## ARTICLE:

Judges 16
Sermon Bible
Then went Samson to Gaza, and saw there an harlot, and went in unto her.

Jdg 16:6

This has been the question of the world to the Church from the beginning. Conscious of the fact that a spiritual force is in the midst of it, perceiving its power over men, the world asks again and again wherein consists the strength of the kingdom, which, even from its seeming contradictions, it is reluctantly sensible is not of the world.

I. The strength of Christianity lies in the continued activity of the living Christ. "I am He that liveth and was dead." This is to the believer the only sufficient explanation of the history of the last eighteen centuries.

II. A second source of the strength of the Church is the power of its doctrine over the human soul. That power lies primarily in the very nature of the doctrine. Christianity at its first promulgation by our Lord and his Apostles was an appeal to the conscience—the moral sense, the innate religiousness of man—not so much to the wonder, the awe, the reverence, as to feelings more deeply seated in him; less to his imagination than to his spiritual constitution.

And the doctrine of Christianity has also all the force which belongs to definiteness. The human soul welcomes religion as a revelation of something beyond its own discovery, as to itself, the world around, and the future which lies before it.

Bishop Woodford, Sermon Preached at the Opening of Selywn College, Cambridge, Oct. 10th, 1882.

Jdg 16:15At the close of Samson's history we are taught how one of God's own servants is lost in the country of God's foes, and how God hears him and saves him in the far country. It is the old story, man backsliding and God restoring.

I. The very words which might represent the celestial entreaty of heavenly wisdom, are those of the most fascinating sin and temptation. The salvation of none of us depends upon our perception, but upon our strength.

II. Notice the manner of Samson's fall: it was by the extortion of his secret; therefore has it been said, "Keep thine heart with all diligence, for out of it are the issues," or, which is the same thing, within it is the secret of life. The strength of life lies in having something we will not yield; something within, over which the tempter has no power. Samson renounced his profession as a Nazarite. That was the fatal step. He revealed the secret of the Lord to the scorn of the Philistines; he surrendered his sacred vow to the foes of the Lord.

III. In the spectacle of Samson asleep we see the carelessness of the tempted soul. Strength is gone; character is gone. Israel's hero has lost himself. He surrendered the secret of the Lord, and awoke to find the Spirit of the Lord departed from him.

E. Paxton Hood, Christian World Pulpit, vol. xix., p. 388.

## REQUIRED TASKS:
1. In the sermon notes on Judges 16, why is the saying "Keep thine heart with all diligence" brought in when describing Samson's fall? Answer in one to three sentences.
2. Write what comes next in the sermon notes on Judges 16, picking up after their final line.

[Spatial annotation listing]

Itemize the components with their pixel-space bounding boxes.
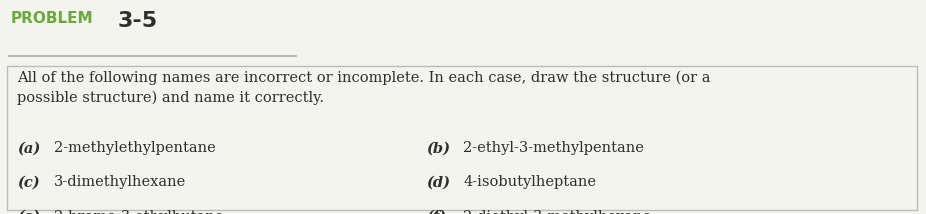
Text: PROBLEM: PROBLEM — [11, 11, 94, 26]
Text: 2-bromo-3-ethylbutane: 2-bromo-3-ethylbutane — [54, 210, 223, 214]
Text: 3-5: 3-5 — [118, 11, 157, 31]
FancyBboxPatch shape — [7, 66, 917, 210]
Text: (f): (f) — [426, 210, 446, 214]
Text: 2-methylethylpentane: 2-methylethylpentane — [54, 141, 216, 155]
Text: 2-ethyl-3-methylpentane: 2-ethyl-3-methylpentane — [463, 141, 644, 155]
Text: 3-dimethylhexane: 3-dimethylhexane — [54, 175, 186, 189]
Text: (a): (a) — [17, 141, 40, 155]
Text: 4-isobutylheptane: 4-isobutylheptane — [463, 175, 596, 189]
Text: (b): (b) — [426, 141, 450, 155]
Text: 2-diethyl-3-methylhexane: 2-diethyl-3-methylhexane — [463, 210, 651, 214]
Text: All of the following names are incorrect or incomplete. In each case, draw the s: All of the following names are incorrect… — [17, 71, 710, 105]
Text: (e): (e) — [17, 210, 40, 214]
Text: (d): (d) — [426, 175, 450, 189]
Text: (c): (c) — [17, 175, 39, 189]
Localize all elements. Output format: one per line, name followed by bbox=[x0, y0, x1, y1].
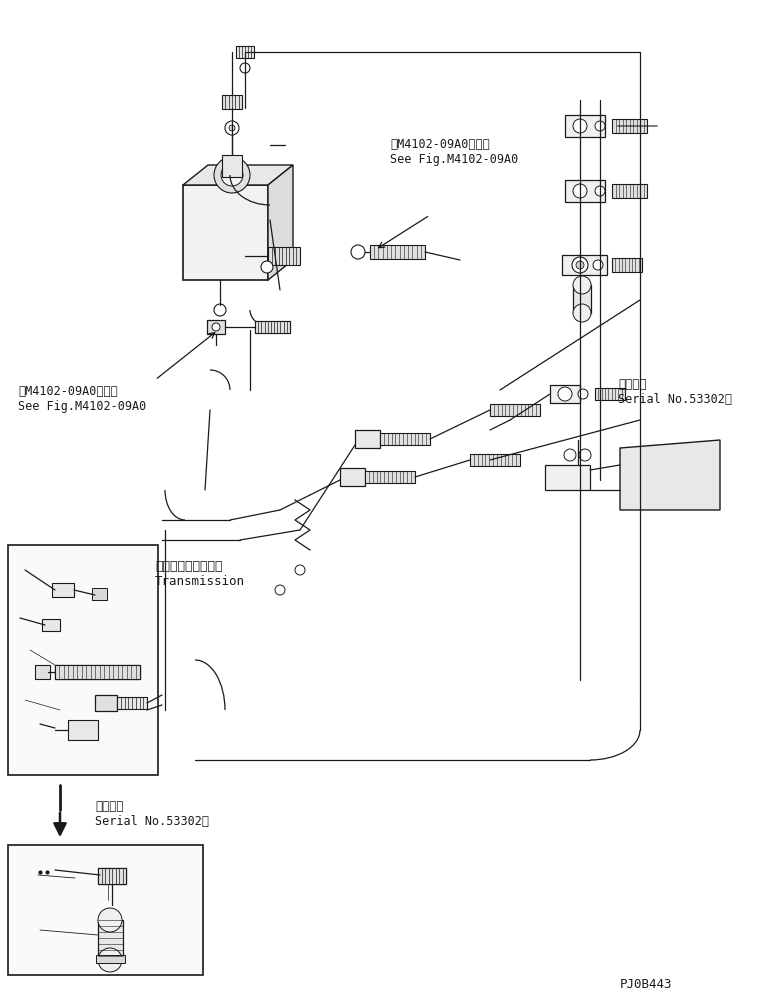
Bar bbox=[96, 955, 125, 963]
Text: PJ0B443: PJ0B443 bbox=[620, 978, 673, 991]
Bar bbox=[268, 247, 300, 265]
Circle shape bbox=[229, 125, 235, 131]
Bar bbox=[255, 321, 290, 333]
Bar bbox=[55, 665, 140, 679]
Text: 適用号機
Serial No.53302～: 適用号機 Serial No.53302～ bbox=[95, 800, 209, 828]
Circle shape bbox=[221, 164, 243, 186]
Circle shape bbox=[573, 184, 587, 198]
Bar bbox=[340, 468, 365, 486]
Circle shape bbox=[275, 585, 285, 595]
Bar bbox=[55, 665, 140, 679]
Circle shape bbox=[98, 908, 122, 932]
Circle shape bbox=[593, 260, 603, 270]
Bar bbox=[52, 583, 74, 597]
Bar bbox=[365, 471, 415, 483]
Text: 適用号機
Serial No.53302～: 適用号機 Serial No.53302～ bbox=[618, 378, 732, 406]
Circle shape bbox=[564, 449, 576, 461]
Bar bbox=[565, 115, 605, 137]
Bar bbox=[207, 320, 225, 334]
Bar bbox=[92, 588, 107, 600]
Text: 第M4102-09A0図参照
See Fig.M4102-09A0: 第M4102-09A0図参照 See Fig.M4102-09A0 bbox=[390, 138, 518, 166]
Bar bbox=[117, 697, 147, 709]
Circle shape bbox=[214, 157, 250, 193]
Bar bbox=[380, 433, 430, 445]
Bar bbox=[612, 184, 647, 198]
Bar bbox=[612, 119, 647, 133]
Circle shape bbox=[579, 449, 591, 461]
Bar bbox=[95, 695, 117, 711]
Circle shape bbox=[573, 119, 587, 133]
Bar bbox=[562, 255, 607, 275]
Bar bbox=[236, 46, 254, 58]
Bar bbox=[98, 868, 126, 884]
Bar bbox=[68, 720, 98, 740]
Circle shape bbox=[295, 565, 305, 575]
Bar bbox=[565, 180, 605, 202]
Circle shape bbox=[351, 245, 365, 259]
Bar bbox=[490, 404, 540, 416]
Text: トランスミッション
Transmission: トランスミッション Transmission bbox=[155, 560, 245, 588]
Polygon shape bbox=[183, 165, 293, 185]
Bar bbox=[98, 920, 123, 960]
Bar bbox=[612, 258, 642, 272]
Bar bbox=[550, 385, 580, 403]
Bar bbox=[370, 245, 425, 259]
Bar bbox=[355, 430, 380, 448]
Circle shape bbox=[261, 261, 273, 273]
Circle shape bbox=[573, 304, 591, 322]
Bar bbox=[573, 285, 591, 313]
Bar bbox=[98, 868, 126, 884]
Circle shape bbox=[558, 387, 572, 401]
Circle shape bbox=[578, 389, 588, 399]
Circle shape bbox=[225, 121, 239, 135]
Bar bbox=[8, 545, 158, 775]
Bar bbox=[35, 665, 50, 679]
Bar bbox=[545, 465, 590, 490]
Bar bbox=[595, 388, 625, 400]
Circle shape bbox=[576, 261, 584, 269]
Bar bbox=[222, 155, 242, 177]
Circle shape bbox=[595, 121, 605, 131]
Bar bbox=[222, 95, 242, 109]
Circle shape bbox=[212, 323, 220, 331]
Circle shape bbox=[572, 257, 588, 273]
Bar bbox=[255, 321, 290, 333]
Bar bbox=[183, 185, 268, 280]
Bar bbox=[470, 454, 520, 466]
Bar bbox=[42, 619, 60, 631]
Circle shape bbox=[595, 186, 605, 196]
Text: 第M4102-09A0図参照
See Fig.M4102-09A0: 第M4102-09A0図参照 See Fig.M4102-09A0 bbox=[18, 385, 146, 413]
Circle shape bbox=[240, 63, 250, 73]
Bar bbox=[8, 845, 203, 975]
Circle shape bbox=[573, 276, 591, 294]
Polygon shape bbox=[268, 165, 293, 280]
Circle shape bbox=[214, 304, 226, 316]
Polygon shape bbox=[620, 440, 720, 510]
Circle shape bbox=[98, 948, 122, 972]
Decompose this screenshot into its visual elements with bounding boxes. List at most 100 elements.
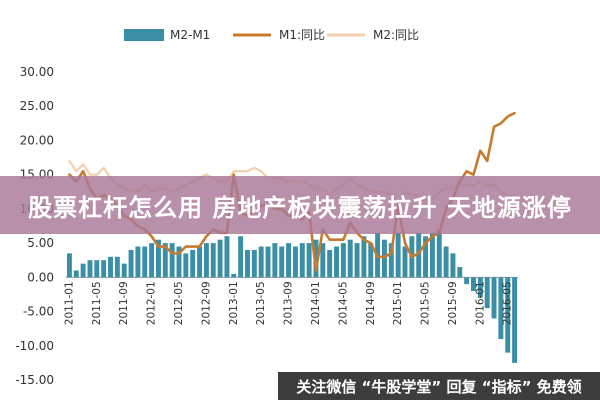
x-tick-label: 2015-01	[392, 281, 404, 325]
bar	[457, 267, 463, 278]
bar	[114, 256, 120, 278]
bar	[395, 232, 401, 278]
bar	[512, 277, 518, 363]
x-tick-label: 2014-09	[365, 281, 377, 325]
bar	[169, 243, 175, 278]
bar	[423, 236, 429, 278]
bar	[183, 253, 189, 278]
x-tick-label: 2015-09	[447, 281, 459, 325]
bar	[368, 243, 374, 278]
bar	[354, 243, 360, 278]
headline-text: 股票杠杆怎么用 房地产板块震荡拉升 天地源涨停	[28, 193, 572, 222]
bar	[258, 246, 264, 278]
bar	[238, 236, 244, 278]
x-tick-label: 2012-05	[173, 281, 185, 325]
x-tick-label: 2013-05	[255, 281, 267, 325]
bar	[416, 232, 422, 278]
legend-swatch	[124, 29, 164, 41]
bar	[340, 243, 346, 278]
y-tick-label: -5.00	[23, 305, 54, 319]
bar	[313, 239, 319, 278]
bar	[272, 243, 278, 278]
chart-legend: M2-M1 M1:同比 M2:同比	[124, 28, 419, 42]
bar	[334, 246, 339, 278]
legend-item: M1:同比	[233, 28, 325, 42]
x-tick-label: 2014-01	[310, 281, 322, 325]
bar	[299, 243, 305, 278]
bar	[197, 246, 203, 278]
bar	[203, 243, 209, 278]
bar	[464, 277, 470, 285]
bar	[190, 249, 196, 278]
legend-label: M2:同比	[373, 28, 419, 42]
x-tick-label: 2016-01	[474, 281, 486, 325]
headline-banner: 股票杠杆怎么用 房地产板块震荡拉升 天地源涨停	[0, 176, 600, 234]
bar	[224, 236, 230, 278]
x-axis: 2011-01 2011-05 2011-09 2012-01 2012-05 2012-…	[63, 281, 513, 325]
x-tick-label: 2016-05	[502, 281, 514, 325]
bar	[436, 229, 442, 278]
bar	[108, 256, 113, 278]
bar	[292, 246, 298, 278]
x-tick-label: 2013-01	[228, 281, 240, 325]
bar	[505, 277, 511, 353]
bar	[149, 243, 155, 278]
bar	[347, 239, 353, 278]
bar	[121, 263, 127, 278]
promo-banner: 关注微信 “牛股学堂” 回复 “指标” 免费领	[278, 372, 600, 400]
bar	[94, 260, 100, 278]
bar	[450, 253, 456, 278]
bar	[327, 249, 333, 278]
bar	[361, 236, 367, 278]
bar	[491, 277, 497, 319]
y-tick-label: 30.00	[20, 65, 54, 79]
x-tick-label: 2014-05	[337, 281, 349, 325]
bar	[128, 249, 134, 278]
bar	[443, 246, 449, 278]
y-tick-label: 5.00	[27, 236, 54, 250]
x-tick-label: 2012-01	[146, 281, 158, 325]
legend-item: M2:同比	[327, 28, 419, 42]
x-tick-label: 2011-01	[63, 281, 75, 325]
bar	[231, 273, 237, 278]
bar	[162, 243, 168, 278]
bar	[381, 239, 387, 278]
bar	[471, 277, 476, 292]
bar	[286, 243, 292, 278]
bar	[176, 246, 182, 278]
bar	[245, 249, 250, 278]
bar	[251, 249, 257, 278]
bar	[66, 253, 72, 278]
y-tick-label: -15.00	[15, 373, 54, 387]
bar	[279, 246, 285, 278]
y-tick-label: 0.00	[27, 270, 54, 284]
x-tick-label: 2011-05	[91, 281, 103, 325]
bar	[320, 243, 326, 278]
legend-label: M1:同比	[279, 28, 325, 42]
bar	[101, 260, 107, 278]
bar	[135, 246, 141, 278]
x-tick-label: 2015-05	[420, 281, 432, 325]
bar	[498, 277, 504, 339]
x-tick-label: 2011-09	[118, 281, 130, 325]
x-tick-label: 2013-09	[283, 281, 295, 325]
bar	[87, 260, 93, 278]
y-tick-label: -10.00	[15, 339, 54, 353]
bar	[306, 243, 312, 278]
y-tick-label: 20.00	[20, 133, 54, 147]
bar	[265, 246, 271, 278]
bar	[73, 270, 79, 278]
bar-series-m2-m1	[66, 229, 518, 363]
promo-text: 关注微信 “牛股学堂” 回复 “指标” 免费领	[296, 377, 582, 396]
bar	[402, 246, 408, 278]
y-tick-label: 25.00	[20, 99, 54, 113]
bar	[429, 232, 435, 278]
legend-item: M2-M1	[124, 28, 210, 42]
bar	[388, 243, 394, 278]
legend-label: M2-M1	[170, 28, 210, 42]
bar	[80, 263, 86, 278]
bar	[217, 239, 223, 278]
bar	[155, 239, 161, 278]
x-tick-label: 2012-09	[200, 281, 212, 325]
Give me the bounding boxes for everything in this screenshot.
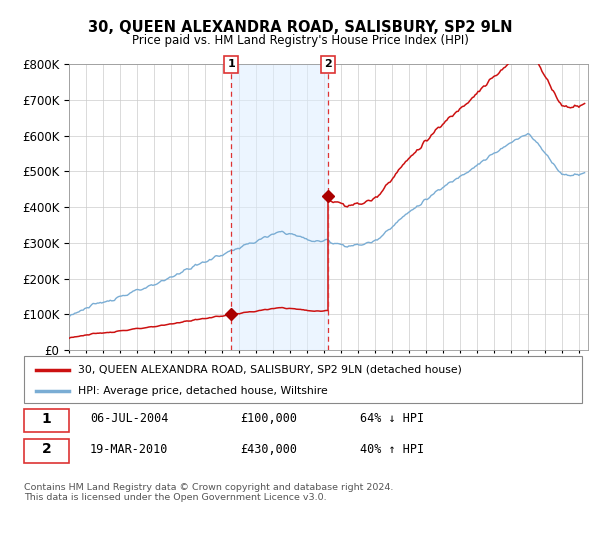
Text: 30, QUEEN ALEXANDRA ROAD, SALISBURY, SP2 9LN: 30, QUEEN ALEXANDRA ROAD, SALISBURY, SP2… — [88, 20, 512, 35]
Text: 2: 2 — [42, 442, 52, 456]
Text: 64% ↓ HPI: 64% ↓ HPI — [360, 412, 424, 426]
Text: £430,000: £430,000 — [240, 442, 297, 456]
Text: HPI: Average price, detached house, Wiltshire: HPI: Average price, detached house, Wilt… — [78, 386, 328, 396]
Text: 40% ↑ HPI: 40% ↑ HPI — [360, 442, 424, 456]
Text: 2: 2 — [324, 59, 332, 69]
Text: 1: 1 — [42, 412, 52, 426]
Text: Contains HM Land Registry data © Crown copyright and database right 2024.
This d: Contains HM Land Registry data © Crown c… — [24, 483, 394, 502]
Text: 1: 1 — [227, 59, 235, 69]
Bar — [232, 64, 328, 350]
Text: Price paid vs. HM Land Registry's House Price Index (HPI): Price paid vs. HM Land Registry's House … — [131, 34, 469, 46]
Text: 06-JUL-2004: 06-JUL-2004 — [90, 412, 169, 426]
Text: £100,000: £100,000 — [240, 412, 297, 426]
Text: 30, QUEEN ALEXANDRA ROAD, SALISBURY, SP2 9LN (detached house): 30, QUEEN ALEXANDRA ROAD, SALISBURY, SP2… — [78, 365, 462, 375]
Text: 19-MAR-2010: 19-MAR-2010 — [90, 442, 169, 456]
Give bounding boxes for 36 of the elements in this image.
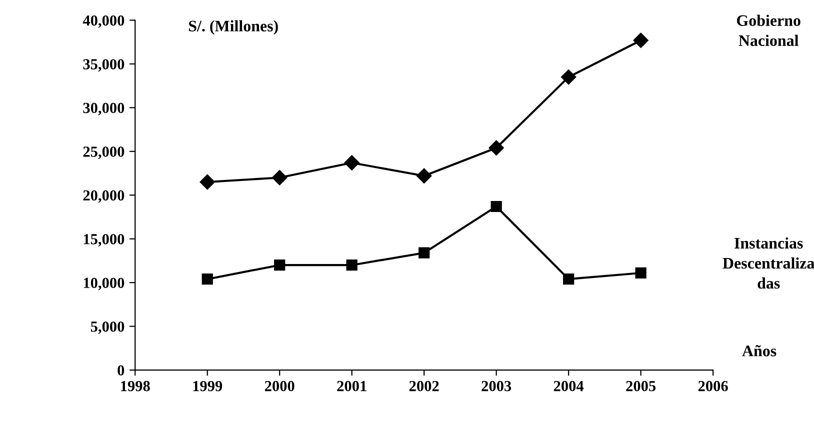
x-axis-title: Años <box>742 345 776 356</box>
x-tick-label: 2000 <box>264 380 294 392</box>
y-tick-label: 5,000 <box>90 321 124 334</box>
point <box>272 170 288 186</box>
x-tick-label: 1999 <box>193 380 222 392</box>
y-tick-label: 10,000 <box>84 278 124 290</box>
y-axis-title: S/. (Millones) <box>188 20 278 35</box>
x-tick-label: 2004 <box>554 380 584 392</box>
y-tick-label: 25,000 <box>83 146 124 160</box>
x-tick-label: 2006 <box>698 380 728 392</box>
point <box>344 155 360 170</box>
x-tick-label: 2003 <box>482 380 512 392</box>
point <box>416 168 432 184</box>
text: Instancias Descentraliza das <box>722 237 814 289</box>
y-tick-label: 30,000 <box>83 102 124 116</box>
x-tick-label: 2005 <box>626 380 656 392</box>
point <box>200 174 215 190</box>
point <box>563 274 574 285</box>
point <box>635 267 646 279</box>
x-tick-label: 2001 <box>337 380 366 392</box>
point <box>202 274 213 285</box>
y-tick-label: 40,000 <box>82 15 124 28</box>
x-tick-label: 1998 <box>121 380 150 392</box>
y-tick-label: 15,000 <box>84 234 124 247</box>
point <box>633 32 648 48</box>
y-tick-label: 35,000 <box>83 59 124 72</box>
point <box>490 200 502 212</box>
point <box>346 260 358 271</box>
point <box>274 260 286 271</box>
point <box>488 140 504 156</box>
point <box>561 69 576 85</box>
y-tick-label: 0 <box>118 365 124 376</box>
y-tick-label: 20,000 <box>83 190 124 203</box>
x-tick-label: 2002 <box>409 380 439 392</box>
text: Gobierno Nacional <box>736 14 800 46</box>
point <box>418 247 430 258</box>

## ANSWERS FOR THE TASKS:
1. Samson's fall came about through the extortion of his secret. The heart is where the secret of life is kept, so the saying about guarding the heart applies to his case.

2.
Jdg 16:17Samson is unlike any other character in Scripture. Although the sphere in which he moved was a comparatively narrow one, he seems to have made a profound impression on the men of his time. The whole active life of Samson was spent in the district which bordered on the old Philistine frontier. He lived among the men of his own little tribe of Dan, and his history seems to have been compiled from its annals. His work consisted in a series of dashing exploits calculated to raise the hopes and spirits of his down-trodden countrymen, and to strike the Philistines with apprehension and terror, and thus he prepared the way for a more systematic and successful revolt in after times.

It was the turning-point in Samson's career when he told his secret to Delilah. It was the passage of the Rubicon which separated his life of triumphant vigour from his life of humiliation and weakness. Until he spoke these words, he was master of his destiny; after he had spoken them, nothing awaited him but disaster and death.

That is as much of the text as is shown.